▸ **Data for this task**:

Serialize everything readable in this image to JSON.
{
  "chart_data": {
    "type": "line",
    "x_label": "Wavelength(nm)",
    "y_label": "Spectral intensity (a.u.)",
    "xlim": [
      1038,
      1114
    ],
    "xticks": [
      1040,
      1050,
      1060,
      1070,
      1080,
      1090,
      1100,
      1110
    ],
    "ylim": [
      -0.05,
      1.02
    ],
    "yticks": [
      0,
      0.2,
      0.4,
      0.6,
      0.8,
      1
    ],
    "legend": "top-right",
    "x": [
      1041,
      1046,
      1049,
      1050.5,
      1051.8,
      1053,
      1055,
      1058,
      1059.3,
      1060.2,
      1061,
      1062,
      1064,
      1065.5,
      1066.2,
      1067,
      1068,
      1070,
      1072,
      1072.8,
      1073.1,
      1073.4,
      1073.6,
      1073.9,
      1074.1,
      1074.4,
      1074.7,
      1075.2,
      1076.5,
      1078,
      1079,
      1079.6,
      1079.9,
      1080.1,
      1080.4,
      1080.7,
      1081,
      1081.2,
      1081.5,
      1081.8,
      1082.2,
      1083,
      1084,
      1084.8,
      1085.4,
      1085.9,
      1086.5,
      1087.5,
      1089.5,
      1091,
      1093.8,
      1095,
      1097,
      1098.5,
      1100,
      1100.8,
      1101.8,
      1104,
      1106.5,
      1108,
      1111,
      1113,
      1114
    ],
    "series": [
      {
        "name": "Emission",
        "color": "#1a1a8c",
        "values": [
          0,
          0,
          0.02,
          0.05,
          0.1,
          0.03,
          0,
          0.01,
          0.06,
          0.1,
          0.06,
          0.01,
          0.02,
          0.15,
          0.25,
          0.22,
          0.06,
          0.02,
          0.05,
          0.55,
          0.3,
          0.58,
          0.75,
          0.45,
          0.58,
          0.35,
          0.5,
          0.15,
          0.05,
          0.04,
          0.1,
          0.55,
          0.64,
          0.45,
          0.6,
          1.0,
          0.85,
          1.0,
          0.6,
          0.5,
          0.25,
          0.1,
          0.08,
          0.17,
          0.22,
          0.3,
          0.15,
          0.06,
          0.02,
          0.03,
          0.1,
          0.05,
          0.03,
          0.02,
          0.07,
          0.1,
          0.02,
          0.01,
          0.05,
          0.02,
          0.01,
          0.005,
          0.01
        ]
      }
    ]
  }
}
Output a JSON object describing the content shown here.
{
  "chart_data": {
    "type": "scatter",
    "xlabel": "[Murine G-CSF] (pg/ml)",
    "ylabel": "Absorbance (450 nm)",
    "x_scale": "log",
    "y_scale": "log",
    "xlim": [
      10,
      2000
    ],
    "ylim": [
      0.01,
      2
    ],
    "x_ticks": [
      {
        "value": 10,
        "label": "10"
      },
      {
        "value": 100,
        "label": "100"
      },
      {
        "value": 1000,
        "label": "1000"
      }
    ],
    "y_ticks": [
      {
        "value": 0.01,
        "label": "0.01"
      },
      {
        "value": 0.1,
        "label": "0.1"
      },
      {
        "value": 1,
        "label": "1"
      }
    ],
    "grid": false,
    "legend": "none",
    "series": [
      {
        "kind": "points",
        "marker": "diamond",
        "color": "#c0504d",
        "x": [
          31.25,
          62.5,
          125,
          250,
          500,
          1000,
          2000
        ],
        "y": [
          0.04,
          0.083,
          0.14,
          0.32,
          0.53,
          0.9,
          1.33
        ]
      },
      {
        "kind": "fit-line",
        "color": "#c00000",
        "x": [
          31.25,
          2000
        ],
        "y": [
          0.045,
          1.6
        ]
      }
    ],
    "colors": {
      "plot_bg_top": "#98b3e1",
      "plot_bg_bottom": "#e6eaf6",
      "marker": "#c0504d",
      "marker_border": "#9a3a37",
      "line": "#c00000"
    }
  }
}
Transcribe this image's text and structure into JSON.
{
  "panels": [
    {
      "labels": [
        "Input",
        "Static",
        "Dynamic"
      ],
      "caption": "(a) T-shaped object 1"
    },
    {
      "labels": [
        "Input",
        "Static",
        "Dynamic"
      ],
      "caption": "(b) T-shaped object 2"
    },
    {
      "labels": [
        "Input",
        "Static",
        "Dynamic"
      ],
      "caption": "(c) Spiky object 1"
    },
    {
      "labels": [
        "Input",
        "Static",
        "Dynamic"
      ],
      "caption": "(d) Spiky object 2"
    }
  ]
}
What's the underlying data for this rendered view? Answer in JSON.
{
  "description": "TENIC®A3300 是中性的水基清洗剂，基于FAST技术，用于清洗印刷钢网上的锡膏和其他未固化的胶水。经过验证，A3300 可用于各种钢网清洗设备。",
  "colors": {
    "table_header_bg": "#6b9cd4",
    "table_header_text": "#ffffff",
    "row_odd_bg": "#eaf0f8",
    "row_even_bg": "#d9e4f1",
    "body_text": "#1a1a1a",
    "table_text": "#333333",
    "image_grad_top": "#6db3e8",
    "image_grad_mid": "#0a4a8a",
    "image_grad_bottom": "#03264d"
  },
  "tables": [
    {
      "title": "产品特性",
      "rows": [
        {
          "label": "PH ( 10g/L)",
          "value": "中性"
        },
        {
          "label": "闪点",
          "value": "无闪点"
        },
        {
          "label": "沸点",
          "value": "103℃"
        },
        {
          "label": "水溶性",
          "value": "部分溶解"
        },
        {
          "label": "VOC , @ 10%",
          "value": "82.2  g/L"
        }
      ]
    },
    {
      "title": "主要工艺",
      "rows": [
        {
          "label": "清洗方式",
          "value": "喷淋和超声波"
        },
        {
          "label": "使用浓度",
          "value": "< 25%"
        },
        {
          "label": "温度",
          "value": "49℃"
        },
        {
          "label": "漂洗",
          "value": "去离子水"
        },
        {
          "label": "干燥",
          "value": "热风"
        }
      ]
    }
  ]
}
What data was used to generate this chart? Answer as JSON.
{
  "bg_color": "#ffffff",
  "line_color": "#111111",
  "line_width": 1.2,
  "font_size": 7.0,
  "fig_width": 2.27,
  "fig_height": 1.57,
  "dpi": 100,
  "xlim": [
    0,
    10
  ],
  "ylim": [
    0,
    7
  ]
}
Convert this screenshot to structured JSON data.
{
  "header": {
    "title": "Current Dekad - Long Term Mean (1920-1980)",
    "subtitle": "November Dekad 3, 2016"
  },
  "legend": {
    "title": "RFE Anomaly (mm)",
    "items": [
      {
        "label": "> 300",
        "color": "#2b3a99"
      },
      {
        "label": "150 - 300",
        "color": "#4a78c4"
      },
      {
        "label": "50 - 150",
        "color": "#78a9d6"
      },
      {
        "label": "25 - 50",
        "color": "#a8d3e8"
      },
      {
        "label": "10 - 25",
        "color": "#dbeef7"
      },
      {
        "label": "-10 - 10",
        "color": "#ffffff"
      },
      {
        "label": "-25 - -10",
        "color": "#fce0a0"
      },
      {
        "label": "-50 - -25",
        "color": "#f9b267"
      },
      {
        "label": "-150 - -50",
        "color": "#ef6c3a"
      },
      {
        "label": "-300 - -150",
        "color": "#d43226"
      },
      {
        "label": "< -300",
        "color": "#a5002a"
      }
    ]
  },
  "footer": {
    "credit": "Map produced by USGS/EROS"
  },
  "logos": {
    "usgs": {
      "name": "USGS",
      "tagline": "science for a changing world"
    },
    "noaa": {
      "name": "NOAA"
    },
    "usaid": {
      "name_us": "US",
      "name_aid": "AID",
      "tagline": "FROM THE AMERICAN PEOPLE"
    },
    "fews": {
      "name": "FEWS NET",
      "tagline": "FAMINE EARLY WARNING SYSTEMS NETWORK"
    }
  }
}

▸ **Exercise goal**:
Above are the records; retype them all without a single difference.

▸ **Final result**:
Serialize everything readable in this image to JSON.
{
  "chart_data": {
    "type": "line",
    "x_label": "Wavelength(nm)",
    "y_label": "Spectral intensity (a.u.)",
    "xlim": [
      1038,
      1114
    ],
    "xticks": [
      1040,
      1050,
      1060,
      1070,
      1080,
      1090,
      1100,
      1110
    ],
    "ylim": [
      -0.05,
      1.02
    ],
    "yticks": [
      0,
      0.2,
      0.4,
      0.6,
      0.8,
      1
    ],
    "legend": "top-right",
    "x": [
      1041,
      1046,
      1049,
      1050.5,
      1051.8,
      1053,
      1055,
      1058,
      1059.3,
      1060.2,
      1061,
      1062,
      1064,
      1065.5,
      1066.2,
      1067,
      1068,
      1070,
      1072,
      1072.8,
      1073.1,
      1073.4,
      1073.6,
      1073.9,
      1074.1,
      1074.4,
      1074.7,
      1075.2,
      1076.5,
      1078,
      1079,
      1079.6,
      1079.9,
      1080.1,
      1080.4,
      1080.7,
      1081,
      1081.2,
      1081.5,
      1081.8,
      1082.2,
      1083,
      1084,
      1084.8,
      1085.4,
      1085.9,
      1086.5,
      1087.5,
      1089.5,
      1091,
      1093.8,
      1095,
      1097,
      1098.5,
      1100,
      1100.8,
      1101.8,
      1104,
      1106.5,
      1108,
      1111,
      1113,
      1114
    ],
    "series": [
      {
        "name": "Emission",
        "color": "#1a1a8c",
        "values": [
          0,
          0,
          0.02,
          0.05,
          0.1,
          0.03,
          0,
          0.01,
          0.06,
          0.1,
          0.06,
          0.01,
          0.02,
          0.15,
          0.25,
          0.22,
          0.06,
          0.02,
          0.05,
          0.55,
          0.3,
          0.58,
          0.75,
          0.45,
          0.58,
          0.35,
          0.5,
          0.15,
          0.05,
          0.04,
          0.1,
          0.55,
          0.64,
          0.45,
          0.6,
          1.0,
          0.85,
          1.0,
          0.6,
          0.5,
          0.25,
          0.1,
          0.08,
          0.17,
          0.22,
          0.3,
          0.15,
          0.06,
          0.02,
          0.03,
          0.1,
          0.05,
          0.03,
          0.02,
          0.07,
          0.1,
          0.02,
          0.01,
          0.05,
          0.02,
          0.01,
          0.005,
          0.01
        ]
      }
    ]
  }
}
Output a JSON object describing the content shown here.
{
  "chart_data": {
    "type": "scatter",
    "xlabel": "[Murine G-CSF] (pg/ml)",
    "ylabel": "Absorbance (450 nm)",
    "x_scale": "log",
    "y_scale": "log",
    "xlim": [
      10,
      2000
    ],
    "ylim": [
      0.01,
      2
    ],
    "x_ticks": [
      {
        "value": 10,
        "label": "10"
      },
      {
        "value": 100,
        "label": "100"
      },
      {
        "value": 1000,
        "label": "1000"
      }
    ],
    "y_ticks": [
      {
        "value": 0.01,
        "label": "0.01"
      },
      {
        "value": 0.1,
        "label": "0.1"
      },
      {
        "value": 1,
        "label": "1"
      }
    ],
    "grid": false,
    "legend": "none",
    "series": [
      {
        "kind": "points",
        "marker": "diamond",
        "color": "#c0504d",
        "x": [
          31.25,
          62.5,
          125,
          250,
          500,
          1000,
          2000
        ],
        "y": [
          0.04,
          0.083,
          0.14,
          0.32,
          0.53,
          0.9,
          1.33
        ]
      },
      {
        "kind": "fit-line",
        "color": "#c00000",
        "x": [
          31.25,
          2000
        ],
        "y": [
          0.045,
          1.6
        ]
      }
    ],
    "colors": {
      "plot_bg_top": "#98b3e1",
      "plot_bg_bottom": "#e6eaf6",
      "marker": "#c0504d",
      "marker_border": "#9a3a37",
      "line": "#c00000"
    }
  }
}
Transcribe this image's text and structure into JSON.
{
  "panels": [
    {
      "labels": [
        "Input",
        "Static",
        "Dynamic"
      ],
      "caption": "(a) T-shaped object 1"
    },
    {
      "labels": [
        "Input",
        "Static",
        "Dynamic"
      ],
      "caption": "(b) T-shaped object 2"
    },
    {
      "labels": [
        "Input",
        "Static",
        "Dynamic"
      ],
      "caption": "(c) Spiky object 1"
    },
    {
      "labels": [
        "Input",
        "Static",
        "Dynamic"
      ],
      "caption": "(d) Spiky object 2"
    }
  ]
}
What's the underlying data for this rendered view? Answer in JSON.
{
  "description": "TENIC®A3300 是中性的水基清洗剂，基于FAST技术，用于清洗印刷钢网上的锡膏和其他未固化的胶水。经过验证，A3300 可用于各种钢网清洗设备。",
  "colors": {
    "table_header_bg": "#6b9cd4",
    "table_header_text": "#ffffff",
    "row_odd_bg": "#eaf0f8",
    "row_even_bg": "#d9e4f1",
    "body_text": "#1a1a1a",
    "table_text": "#333333",
    "image_grad_top": "#6db3e8",
    "image_grad_mid": "#0a4a8a",
    "image_grad_bottom": "#03264d"
  },
  "tables": [
    {
      "title": "产品特性",
      "rows": [
        {
          "label": "PH ( 10g/L)",
          "value": "中性"
        },
        {
          "label": "闪点",
          "value": "无闪点"
        },
        {
          "label": "沸点",
          "value": "103℃"
        },
        {
          "label": "水溶性",
          "value": "部分溶解"
        },
        {
          "label": "VOC , @ 10%",
          "value": "82.2  g/L"
        }
      ]
    },
    {
      "title": "主要工艺",
      "rows": [
        {
          "label": "清洗方式",
          "value": "喷淋和超声波"
        },
        {
          "label": "使用浓度",
          "value": "< 25%"
        },
        {
          "label": "温度",
          "value": "49℃"
        },
        {
          "label": "漂洗",
          "value": "去离子水"
        },
        {
          "label": "干燥",
          "value": "热风"
        }
      ]
    }
  ]
}
What data was used to generate this chart? Answer as JSON.
{
  "bg_color": "#ffffff",
  "line_color": "#111111",
  "line_width": 1.2,
  "font_size": 7.0,
  "fig_width": 2.27,
  "fig_height": 1.57,
  "dpi": 100,
  "xlim": [
    0,
    10
  ],
  "ylim": [
    0,
    7
  ]
}
Convert this screenshot to structured JSON data.
{
  "header": {
    "title": "Current Dekad - Long Term Mean (1920-1980)",
    "subtitle": "November Dekad 3, 2016"
  },
  "legend": {
    "title": "RFE Anomaly (mm)",
    "items": [
      {
        "label": "> 300",
        "color": "#2b3a99"
      },
      {
        "label": "150 - 300",
        "color": "#4a78c4"
      },
      {
        "label": "50 - 150",
        "color": "#78a9d6"
      },
      {
        "label": "25 - 50",
        "color": "#a8d3e8"
      },
      {
        "label": "10 - 25",
        "color": "#dbeef7"
      },
      {
        "label": "-10 - 10",
        "color": "#ffffff"
      },
      {
        "label": "-25 - -10",
        "color": "#fce0a0"
      },
      {
        "label": "-50 - -25",
        "color": "#f9b267"
      },
      {
        "label": "-150 - -50",
        "color": "#ef6c3a"
      },
      {
        "label": "-300 - -150",
        "color": "#d43226"
      },
      {
        "label": "< -300",
        "color": "#a5002a"
      }
    ]
  },
  "footer": {
    "credit": "Map produced by USGS/EROS"
  },
  "logos": {
    "usgs": {
      "name": "USGS",
      "tagline": "science for a changing world"
    },
    "noaa": {
      "name": "NOAA"
    },
    "usaid": {
      "name_us": "US",
      "name_aid": "AID",
      "tagline": "FROM THE AMERICAN PEOPLE"
    },
    "fews": {
      "name": "FEWS NET",
      "tagline": "FAMINE EARLY WARNING SYSTEMS NETWORK"
    }
  }
}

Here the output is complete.